### To do
1. From the article on the Piracy Shield amendments, quote verbatim the passage starting with "Proposals for new" and going on through "Meta, among others.".
2. List the tech companies that the Piracy Shield article names as members represented by CCIA.
3. Continue the article on the Piracy Shield amendments from the point where it stops.

### Excerpt to read
--------------------------------------------------
Tech Giants Propose “Critical” Piracy Shield Regulation Amendments

Tech and communications group CCIA has listed dozens of recommendations in its response to a public consultation on regulatory amendments concerning the Piracy Shield IPTV blocking system.
Highlighting what it describes as several critical issues, CCIA hopes that telecoms regulator AGCOM will consider its proposals in light of “significant risks” to the principles of freedom of enterprise and expression.

From: TF, for the latest news on copyright battles, piracy and more.

pshield-fix1-sMore than a year after its official debut in February 2024, Italy’s controversial Piracy Shield blocking system is yet to deliver on the key predictions justifying its launch.

Claims of piracy’s total elimination quickly evaporated, taking predictions of major economic benefits down with them. The pirate sites causing the issues are now rarely mentioned by the authorities. Instead, telecoms regulator AGCOM and major football rightsholders have sought to toughen up legislation, and through a current public consultation, amend copyright protection regulations.

Public Consultation

Proposals for new technical and operational changes were reported last month. Hampered by the veil of secrecy surrounding Piracy Shield and its operations, input from the public has little chance of being taken seriously. Fortunately, the most important issues won’t go unaddressed.

A submission dated April 3 by the Computer & Communications Industry Association (CCIA) is notable for the members it represents; global tech giants such as Amazon, Apple, Cloudflare, Google, and Meta, among others.
--------------------------------------------------
(Element box annotations)
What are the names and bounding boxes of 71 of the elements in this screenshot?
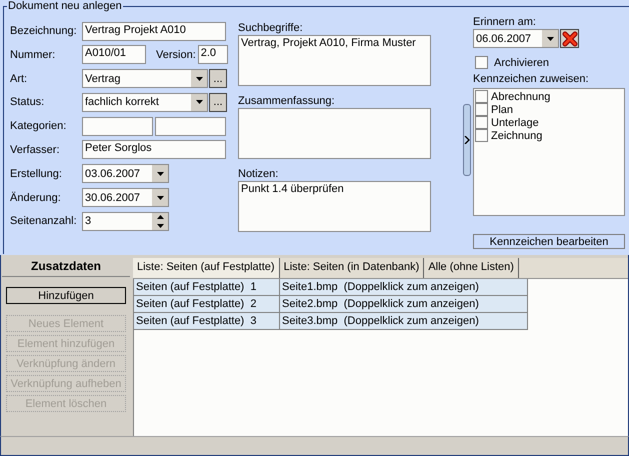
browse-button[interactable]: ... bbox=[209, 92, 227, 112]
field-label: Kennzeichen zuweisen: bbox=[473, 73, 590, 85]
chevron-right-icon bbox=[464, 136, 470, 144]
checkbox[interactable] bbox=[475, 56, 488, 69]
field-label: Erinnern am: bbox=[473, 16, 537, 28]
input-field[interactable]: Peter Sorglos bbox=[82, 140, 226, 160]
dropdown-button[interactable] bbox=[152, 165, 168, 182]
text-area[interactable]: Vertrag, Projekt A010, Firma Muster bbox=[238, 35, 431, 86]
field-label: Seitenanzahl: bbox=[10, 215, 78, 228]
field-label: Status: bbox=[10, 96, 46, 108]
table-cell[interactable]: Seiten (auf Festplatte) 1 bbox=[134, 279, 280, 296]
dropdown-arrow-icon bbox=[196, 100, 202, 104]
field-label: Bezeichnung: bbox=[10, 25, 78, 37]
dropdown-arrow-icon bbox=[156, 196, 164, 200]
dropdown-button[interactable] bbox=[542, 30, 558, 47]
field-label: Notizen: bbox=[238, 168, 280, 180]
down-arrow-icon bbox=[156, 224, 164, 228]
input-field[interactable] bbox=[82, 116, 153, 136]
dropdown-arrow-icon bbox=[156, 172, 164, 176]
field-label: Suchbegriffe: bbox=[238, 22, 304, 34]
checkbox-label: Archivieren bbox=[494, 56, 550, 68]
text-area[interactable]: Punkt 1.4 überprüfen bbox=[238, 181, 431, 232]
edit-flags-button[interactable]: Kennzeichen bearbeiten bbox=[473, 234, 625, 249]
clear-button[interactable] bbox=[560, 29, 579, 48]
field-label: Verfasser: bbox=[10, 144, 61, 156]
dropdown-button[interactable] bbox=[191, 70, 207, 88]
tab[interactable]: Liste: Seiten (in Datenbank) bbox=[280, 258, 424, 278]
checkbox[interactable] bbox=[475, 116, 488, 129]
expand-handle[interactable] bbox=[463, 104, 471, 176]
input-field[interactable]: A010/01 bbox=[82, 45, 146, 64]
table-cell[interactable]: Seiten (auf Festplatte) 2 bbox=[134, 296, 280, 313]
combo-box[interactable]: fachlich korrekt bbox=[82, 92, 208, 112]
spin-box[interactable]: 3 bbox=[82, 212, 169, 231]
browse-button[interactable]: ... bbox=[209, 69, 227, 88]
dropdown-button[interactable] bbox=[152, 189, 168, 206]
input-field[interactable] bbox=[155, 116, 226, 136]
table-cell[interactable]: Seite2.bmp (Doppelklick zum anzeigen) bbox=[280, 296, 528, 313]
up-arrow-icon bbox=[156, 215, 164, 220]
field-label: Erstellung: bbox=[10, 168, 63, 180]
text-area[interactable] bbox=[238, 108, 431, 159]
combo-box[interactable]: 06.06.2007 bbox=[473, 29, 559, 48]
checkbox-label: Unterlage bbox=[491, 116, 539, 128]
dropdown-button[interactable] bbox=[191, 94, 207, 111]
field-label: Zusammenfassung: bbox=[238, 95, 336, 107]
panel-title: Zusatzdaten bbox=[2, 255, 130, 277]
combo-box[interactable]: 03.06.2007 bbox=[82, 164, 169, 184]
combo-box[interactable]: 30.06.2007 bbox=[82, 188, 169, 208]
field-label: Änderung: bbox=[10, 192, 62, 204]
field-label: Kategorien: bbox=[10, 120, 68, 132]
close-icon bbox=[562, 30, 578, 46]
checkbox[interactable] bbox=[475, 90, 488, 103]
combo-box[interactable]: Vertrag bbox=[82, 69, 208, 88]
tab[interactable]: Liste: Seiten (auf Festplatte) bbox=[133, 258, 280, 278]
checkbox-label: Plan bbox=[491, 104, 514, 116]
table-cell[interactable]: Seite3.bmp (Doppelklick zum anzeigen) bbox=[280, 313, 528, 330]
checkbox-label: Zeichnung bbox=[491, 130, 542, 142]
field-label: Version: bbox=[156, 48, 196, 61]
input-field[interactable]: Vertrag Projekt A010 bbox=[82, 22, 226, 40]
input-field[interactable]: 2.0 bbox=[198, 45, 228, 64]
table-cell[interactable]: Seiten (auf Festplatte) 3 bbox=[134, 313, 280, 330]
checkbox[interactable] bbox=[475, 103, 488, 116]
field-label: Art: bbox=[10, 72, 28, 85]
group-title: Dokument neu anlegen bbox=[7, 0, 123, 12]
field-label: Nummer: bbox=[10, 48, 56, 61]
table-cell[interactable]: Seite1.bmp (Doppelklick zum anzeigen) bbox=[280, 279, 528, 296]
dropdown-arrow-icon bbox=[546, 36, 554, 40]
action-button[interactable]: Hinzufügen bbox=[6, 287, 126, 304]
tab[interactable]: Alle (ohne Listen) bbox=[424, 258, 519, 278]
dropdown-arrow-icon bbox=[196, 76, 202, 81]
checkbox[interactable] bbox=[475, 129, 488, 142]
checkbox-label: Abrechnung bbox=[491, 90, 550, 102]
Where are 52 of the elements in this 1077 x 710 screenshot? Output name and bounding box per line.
--------------------------------------------------
### Results for each task
1.
Proposals for new technical and operational changes were reported last month. Hampered by the veil of secrecy surrounding Piracy Shield and its operations, input from the public has little chance of being taken seriously. Fortunately, the most important issues won’t go unaddressed.

A submission dated April 3 by the Computer & Communications Industry Association (CCIA) is notable for the members it represents; global tech giants such as Amazon, Apple, Cloudflare, Google, and Meta, among others.

2. Amazon, Apple, Cloudflare, Google, Meta

3.
“Like many other operators in the digital sector – whether based in Italy, in other EU Member States, or outside of Europe, – we have been expressing serious concerns about Italy’s Piracy Shield, which AGCOM has chosen as a tool for issuing orders to block internet sites (i.e. within the very short time frame of 30 minutes),” CCIA’s submission reads.

“These requests are made by rightsholders without due process or possibility for recourse. Hence, we believe that the Piracy Shield poses significant risks to the principles of freedom of enterprise expression, as established by European and Italian law.”

Piracy Shield Risk Factors

The basic factors said to contribute to these risks are well known. The Piracy Shield system was developed by a company affiliated with football league Serie A, one of the few companies currently allowed to use it. The technical features of Piracy Shield have never been made public and participation in the technical committee was by invite only and few operators from the digital sector were invited.

Subsequent operational errors, including overblocking affecting Cloudflare and Google Drive, also feature in the submission, but the specifics can be found in the regulatory amendments proposed by CCIA.

(Note: Machine translations may lack nuance, original documents included below for reference)

Proposed Changes to Regulations

According to CCIA, Article 8, paragraph 3 of AGCOM’s draft, awards AGCOM the power to issue orders to remove content from servers hosted outside Italy (in other EU Member States), based on a reference to provisions in the Digital Services Act (DSA).

While the provision to which AGCOM refers is unknown, establishing the scope of AGCOM’s jurisdiction is important. To that end, CCIA calls on AGCOM to identify the provision “that you believe to establish this extra-territorial power.”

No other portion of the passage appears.